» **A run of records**

------------------------

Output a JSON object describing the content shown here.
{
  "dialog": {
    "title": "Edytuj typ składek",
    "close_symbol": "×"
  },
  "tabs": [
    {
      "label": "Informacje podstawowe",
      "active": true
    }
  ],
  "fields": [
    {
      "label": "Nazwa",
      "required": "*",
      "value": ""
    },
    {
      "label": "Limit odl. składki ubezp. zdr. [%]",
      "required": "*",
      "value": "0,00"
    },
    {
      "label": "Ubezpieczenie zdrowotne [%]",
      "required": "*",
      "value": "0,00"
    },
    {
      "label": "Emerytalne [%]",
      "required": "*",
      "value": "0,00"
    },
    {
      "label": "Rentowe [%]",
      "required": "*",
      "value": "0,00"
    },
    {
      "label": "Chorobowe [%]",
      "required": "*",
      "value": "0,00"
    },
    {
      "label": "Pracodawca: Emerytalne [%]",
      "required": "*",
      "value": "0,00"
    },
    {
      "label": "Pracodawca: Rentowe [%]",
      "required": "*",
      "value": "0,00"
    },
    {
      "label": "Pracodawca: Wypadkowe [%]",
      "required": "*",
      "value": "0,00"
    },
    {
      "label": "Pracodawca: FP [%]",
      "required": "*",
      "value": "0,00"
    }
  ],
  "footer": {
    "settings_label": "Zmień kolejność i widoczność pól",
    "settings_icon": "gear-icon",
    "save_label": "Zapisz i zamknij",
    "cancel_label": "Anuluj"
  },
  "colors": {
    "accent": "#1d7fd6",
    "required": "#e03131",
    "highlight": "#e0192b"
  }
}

------------------------

Make a list of all lines in the data that contain "Emerytalne".

» **Solved problem**
      "label": "Emerytalne [%]",
      "label": "Pracodawca: Emerytalne [%]",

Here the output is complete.